> _AIM OF THE EXERCISE_
Reproduce every line of the records below verbatim, with no changes of any kind.

> _DATA TO PROCESS_

╔══

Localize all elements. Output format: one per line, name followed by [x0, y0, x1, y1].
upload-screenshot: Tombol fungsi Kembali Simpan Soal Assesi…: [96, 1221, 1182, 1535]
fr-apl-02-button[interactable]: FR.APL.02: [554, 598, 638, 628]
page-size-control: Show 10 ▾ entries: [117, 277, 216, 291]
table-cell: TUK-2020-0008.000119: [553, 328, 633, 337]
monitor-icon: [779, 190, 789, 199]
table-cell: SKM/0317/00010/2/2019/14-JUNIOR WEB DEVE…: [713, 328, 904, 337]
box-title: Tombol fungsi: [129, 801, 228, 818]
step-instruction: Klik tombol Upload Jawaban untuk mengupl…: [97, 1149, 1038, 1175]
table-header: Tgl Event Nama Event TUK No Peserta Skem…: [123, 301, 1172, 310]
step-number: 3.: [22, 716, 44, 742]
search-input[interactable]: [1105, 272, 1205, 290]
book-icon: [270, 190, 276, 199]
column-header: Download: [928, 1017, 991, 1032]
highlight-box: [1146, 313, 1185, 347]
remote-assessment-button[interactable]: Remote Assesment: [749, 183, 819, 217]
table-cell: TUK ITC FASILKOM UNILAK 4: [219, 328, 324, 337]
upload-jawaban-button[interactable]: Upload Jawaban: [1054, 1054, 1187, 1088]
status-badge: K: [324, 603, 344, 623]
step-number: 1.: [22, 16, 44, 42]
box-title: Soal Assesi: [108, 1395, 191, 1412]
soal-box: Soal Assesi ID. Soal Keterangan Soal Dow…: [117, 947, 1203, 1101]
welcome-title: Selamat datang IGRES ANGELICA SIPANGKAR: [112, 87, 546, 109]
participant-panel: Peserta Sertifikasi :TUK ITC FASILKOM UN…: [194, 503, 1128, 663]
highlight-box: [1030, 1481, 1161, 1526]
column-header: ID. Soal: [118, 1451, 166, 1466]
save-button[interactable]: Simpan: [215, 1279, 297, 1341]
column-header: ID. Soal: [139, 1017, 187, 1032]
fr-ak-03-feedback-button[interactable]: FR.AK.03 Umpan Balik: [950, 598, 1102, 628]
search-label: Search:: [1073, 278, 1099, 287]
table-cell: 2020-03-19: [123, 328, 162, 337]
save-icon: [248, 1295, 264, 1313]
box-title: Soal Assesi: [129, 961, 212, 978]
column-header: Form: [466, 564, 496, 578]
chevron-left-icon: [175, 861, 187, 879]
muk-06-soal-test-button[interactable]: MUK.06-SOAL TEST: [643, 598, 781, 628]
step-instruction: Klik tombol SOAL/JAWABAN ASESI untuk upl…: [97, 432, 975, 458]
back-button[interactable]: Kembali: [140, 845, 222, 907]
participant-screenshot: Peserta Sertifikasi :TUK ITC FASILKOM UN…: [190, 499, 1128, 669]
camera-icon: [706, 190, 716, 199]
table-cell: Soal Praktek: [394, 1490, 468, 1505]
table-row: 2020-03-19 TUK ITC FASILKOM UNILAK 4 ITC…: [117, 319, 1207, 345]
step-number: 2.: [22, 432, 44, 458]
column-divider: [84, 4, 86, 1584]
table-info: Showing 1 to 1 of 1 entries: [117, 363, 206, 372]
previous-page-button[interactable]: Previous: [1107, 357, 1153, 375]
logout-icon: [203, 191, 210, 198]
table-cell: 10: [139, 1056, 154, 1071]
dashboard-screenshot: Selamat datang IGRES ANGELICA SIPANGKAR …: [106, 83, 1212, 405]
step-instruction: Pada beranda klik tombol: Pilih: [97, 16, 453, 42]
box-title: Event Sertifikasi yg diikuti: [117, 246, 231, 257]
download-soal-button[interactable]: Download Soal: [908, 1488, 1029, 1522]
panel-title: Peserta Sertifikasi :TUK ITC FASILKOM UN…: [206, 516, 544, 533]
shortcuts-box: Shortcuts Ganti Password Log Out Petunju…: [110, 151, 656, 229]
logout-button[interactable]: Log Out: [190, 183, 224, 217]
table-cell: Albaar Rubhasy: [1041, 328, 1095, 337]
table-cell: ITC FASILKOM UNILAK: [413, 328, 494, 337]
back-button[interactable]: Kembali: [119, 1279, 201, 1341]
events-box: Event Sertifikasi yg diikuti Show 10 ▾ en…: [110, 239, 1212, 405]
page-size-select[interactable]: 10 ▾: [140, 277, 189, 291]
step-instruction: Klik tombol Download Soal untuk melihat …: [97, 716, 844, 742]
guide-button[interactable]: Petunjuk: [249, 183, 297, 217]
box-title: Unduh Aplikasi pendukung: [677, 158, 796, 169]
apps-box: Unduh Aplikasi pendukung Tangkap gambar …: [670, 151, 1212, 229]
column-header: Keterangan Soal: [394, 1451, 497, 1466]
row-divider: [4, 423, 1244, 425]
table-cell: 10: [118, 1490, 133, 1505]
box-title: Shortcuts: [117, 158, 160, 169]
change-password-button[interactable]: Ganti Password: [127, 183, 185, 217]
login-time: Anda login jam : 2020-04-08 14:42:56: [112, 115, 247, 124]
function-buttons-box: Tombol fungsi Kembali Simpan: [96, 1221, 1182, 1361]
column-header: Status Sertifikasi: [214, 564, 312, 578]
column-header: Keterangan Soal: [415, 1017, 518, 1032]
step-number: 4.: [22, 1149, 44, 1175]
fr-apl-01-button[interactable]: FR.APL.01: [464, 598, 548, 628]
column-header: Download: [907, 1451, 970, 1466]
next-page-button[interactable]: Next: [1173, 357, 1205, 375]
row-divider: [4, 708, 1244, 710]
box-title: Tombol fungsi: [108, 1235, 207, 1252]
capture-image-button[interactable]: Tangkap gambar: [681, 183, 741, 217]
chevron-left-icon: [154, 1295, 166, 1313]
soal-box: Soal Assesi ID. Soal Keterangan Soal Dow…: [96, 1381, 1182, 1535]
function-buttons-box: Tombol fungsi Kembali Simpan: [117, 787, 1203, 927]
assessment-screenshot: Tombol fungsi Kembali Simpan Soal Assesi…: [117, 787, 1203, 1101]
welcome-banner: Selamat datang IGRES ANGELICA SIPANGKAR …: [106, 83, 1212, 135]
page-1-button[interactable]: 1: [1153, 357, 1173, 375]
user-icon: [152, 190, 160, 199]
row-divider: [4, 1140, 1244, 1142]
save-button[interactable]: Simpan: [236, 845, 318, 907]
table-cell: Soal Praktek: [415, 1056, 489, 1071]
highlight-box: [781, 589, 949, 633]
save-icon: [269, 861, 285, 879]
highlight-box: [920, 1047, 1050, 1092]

╚══

> _ANSWER TO THE TASK_
Localize all elements. Output format: one per line, name followed by [x0, y0, x1, y1].
upload-screenshot: Tombol fungsi Kembali Simpan Soal Assesi…: [96, 1221, 1182, 1535]
fr-apl-02-button[interactable]: FR.APL.02: [554, 598, 638, 628]
page-size-control: Show 10 ▾ entries: [117, 277, 216, 291]
table-cell: TUK-2020-0008.000119: [553, 328, 633, 337]
monitor-icon: [779, 190, 789, 199]
table-cell: SKM/0317/00010/2/2019/14-JUNIOR WEB DEVE…: [713, 328, 904, 337]
box-title: Tombol fungsi: [129, 801, 228, 818]
step-instruction: Klik tombol Upload Jawaban untuk mengupl…: [97, 1149, 1038, 1175]
table-header: Tgl Event Nama Event TUK No Peserta Skem…: [123, 301, 1172, 310]
step-number: 3.: [22, 716, 44, 742]
search-input[interactable]: [1105, 272, 1205, 290]
book-icon: [270, 190, 276, 199]
column-header: Download: [928, 1017, 991, 1032]
highlight-box: [1146, 313, 1185, 347]
remote-assessment-button[interactable]: Remote Assesment: [749, 183, 819, 217]
table-cell: TUK ITC FASILKOM UNILAK 4: [219, 328, 324, 337]
upload-jawaban-button[interactable]: Upload Jawaban: [1054, 1054, 1187, 1088]
status-badge: K: [324, 603, 344, 623]
step-number: 1.: [22, 16, 44, 42]
box-title: Soal Assesi: [108, 1395, 191, 1412]
soal-box: Soal Assesi ID. Soal Keterangan Soal Dow…: [117, 947, 1203, 1101]
welcome-title: Selamat datang IGRES ANGELICA SIPANGKAR: [112, 87, 546, 109]
participant-panel: Peserta Sertifikasi :TUK ITC FASILKOM UN…: [194, 503, 1128, 663]
highlight-box: [1030, 1481, 1161, 1526]
column-header: ID. Soal: [118, 1451, 166, 1466]
save-button[interactable]: Simpan: [215, 1279, 297, 1341]
column-header: ID. Soal: [139, 1017, 187, 1032]
fr-ak-03-feedback-button[interactable]: FR.AK.03 Umpan Balik: [950, 598, 1102, 628]
search-label: Search:: [1073, 278, 1099, 287]
table-cell: 2020-03-19: [123, 328, 162, 337]
save-icon: [248, 1295, 264, 1313]
box-title: Soal Assesi: [129, 961, 212, 978]
column-header: Form: [466, 564, 496, 578]
chevron-left-icon: [175, 861, 187, 879]
muk-06-soal-test-button[interactable]: MUK.06-SOAL TEST: [643, 598, 781, 628]
step-instruction: Klik tombol SOAL/JAWABAN ASESI untuk upl…: [97, 432, 975, 458]
back-button[interactable]: Kembali: [140, 845, 222, 907]
participant-screenshot: Peserta Sertifikasi :TUK ITC FASILKOM UN…: [190, 499, 1128, 669]
camera-icon: [706, 190, 716, 199]
table-cell: Soal Praktek: [394, 1490, 468, 1505]
table-row: 2020-03-19 TUK ITC FASILKOM UNILAK 4 ITC…: [117, 319, 1207, 345]
step-number: 2.: [22, 432, 44, 458]
column-divider: [84, 4, 86, 1584]
table-info: Showing 1 to 1 of 1 entries: [117, 363, 206, 372]
previous-page-button[interactable]: Previous: [1107, 357, 1153, 375]
logout-icon: [203, 191, 210, 198]
table-cell: 10: [139, 1056, 154, 1071]
dashboard-screenshot: Selamat datang IGRES ANGELICA SIPANGKAR …: [106, 83, 1212, 405]
step-instruction: Pada beranda klik tombol: Pilih: [97, 16, 453, 42]
box-title: Event Sertifikasi yg diikuti: [117, 246, 231, 257]
download-soal-button[interactable]: Download Soal: [908, 1488, 1029, 1522]
panel-title: Peserta Sertifikasi :TUK ITC FASILKOM UN…: [206, 516, 544, 533]
shortcuts-box: Shortcuts Ganti Password Log Out Petunju…: [110, 151, 656, 229]
logout-button[interactable]: Log Out: [190, 183, 224, 217]
table-cell: Albaar Rubhasy: [1041, 328, 1095, 337]
table-cell: ITC FASILKOM UNILAK: [413, 328, 494, 337]
back-button[interactable]: Kembali: [119, 1279, 201, 1341]
events-box: Event Sertifikasi yg diikuti Show 10 ▾ en…: [110, 239, 1212, 405]
page-size-select[interactable]: 10 ▾: [140, 277, 189, 291]
step-instruction: Klik tombol Download Soal untuk melihat …: [97, 716, 844, 742]
guide-button[interactable]: Petunjuk: [249, 183, 297, 217]
box-title: Unduh Aplikasi pendukung: [677, 158, 796, 169]
apps-box: Unduh Aplikasi pendukung Tangkap gambar …: [670, 151, 1212, 229]
column-header: Keterangan Soal: [394, 1451, 497, 1466]
row-divider: [4, 423, 1244, 425]
table-cell: 10: [118, 1490, 133, 1505]
box-title: Shortcuts: [117, 158, 160, 169]
change-password-button[interactable]: Ganti Password: [127, 183, 185, 217]
login-time: Anda login jam : 2020-04-08 14:42:56: [112, 115, 247, 124]
function-buttons-box: Tombol fungsi Kembali Simpan: [96, 1221, 1182, 1361]
column-header: Status Sertifikasi: [214, 564, 312, 578]
column-header: Keterangan Soal: [415, 1017, 518, 1032]
step-number: 4.: [22, 1149, 44, 1175]
fr-apl-01-button[interactable]: FR.APL.01: [464, 598, 548, 628]
column-header: Download: [907, 1451, 970, 1466]
next-page-button[interactable]: Next: [1173, 357, 1205, 375]
row-divider: [4, 708, 1244, 710]
box-title: Tombol fungsi: [108, 1235, 207, 1252]
capture-image-button[interactable]: Tangkap gambar: [681, 183, 741, 217]
chevron-left-icon: [154, 1295, 166, 1313]
soal-box: Soal Assesi ID. Soal Keterangan Soal Dow…: [96, 1381, 1182, 1535]
function-buttons-box: Tombol fungsi Kembali Simpan: [117, 787, 1203, 927]
assessment-screenshot: Tombol fungsi Kembali Simpan Soal Assesi…: [117, 787, 1203, 1101]
welcome-banner: Selamat datang IGRES ANGELICA SIPANGKAR …: [106, 83, 1212, 135]
page-1-button[interactable]: 1: [1153, 357, 1173, 375]
user-icon: [152, 190, 160, 199]
row-divider: [4, 1140, 1244, 1142]
save-button[interactable]: Simpan: [236, 845, 318, 907]
table-cell: Soal Praktek: [415, 1056, 489, 1071]
highlight-box: [781, 589, 949, 633]
save-icon: [269, 861, 285, 879]
highlight-box: [920, 1047, 1050, 1092]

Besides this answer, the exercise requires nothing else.